SHORT EXERCISE => Output the material beneath exactly, leaving nothing out.

┌─ RECORDS TO PROCESS

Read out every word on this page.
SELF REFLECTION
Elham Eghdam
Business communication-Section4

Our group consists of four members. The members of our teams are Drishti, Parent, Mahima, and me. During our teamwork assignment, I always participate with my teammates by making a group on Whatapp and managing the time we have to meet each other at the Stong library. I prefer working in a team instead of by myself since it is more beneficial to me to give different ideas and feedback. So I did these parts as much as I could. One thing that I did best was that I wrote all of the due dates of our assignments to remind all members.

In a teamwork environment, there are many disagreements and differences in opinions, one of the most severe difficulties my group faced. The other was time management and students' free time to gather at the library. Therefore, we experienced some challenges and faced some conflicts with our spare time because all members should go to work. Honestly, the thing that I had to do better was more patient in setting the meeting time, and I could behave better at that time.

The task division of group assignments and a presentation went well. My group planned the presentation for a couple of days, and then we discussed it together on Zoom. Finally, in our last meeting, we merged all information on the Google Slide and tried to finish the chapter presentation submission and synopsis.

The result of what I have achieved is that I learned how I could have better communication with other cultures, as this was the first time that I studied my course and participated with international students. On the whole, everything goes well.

└─

SOLUTION TO THIS PROBLEM =>
Read out every word on this page.
SELF REFLECTION
Elham Eghdam
Business communication-Section4

Our group consists of four members. The members of our teams are Drishti, Parent, Mahima, and me. During our teamwork assignment, I always participate with my teammates by making a group on Whatapp and managing the time we have to meet each other at the Stong library. I prefer working in a team instead of by myself since it is more beneficial to me to give different ideas and feedback. So I did these parts as much as I could. One thing that I did best was that I wrote all of the due dates of our assignments to remind all members.

In a teamwork environment, there are many disagreements and differences in opinions, one of the most severe difficulties my group faced. The other was time management and students' free time to gather at the library. Therefore, we experienced some challenges and faced some conflicts with our spare time because all members should go to work. Honestly, the thing that I had to do better was more patient in setting the meeting time, and I could behave better at that time.

The task division of group assignments and a presentation went well. My group planned the presentation for a couple of days, and then we discussed it together on Zoom. Finally, in our last meeting, we merged all information on the Google Slide and tried to finish the chapter presentation submission and synopsis.

The result of what I have achieved is that I learned how I could have better communication with other cultures, as this was the first time that I studied my course and participated with international students. On the whole, everything goes well.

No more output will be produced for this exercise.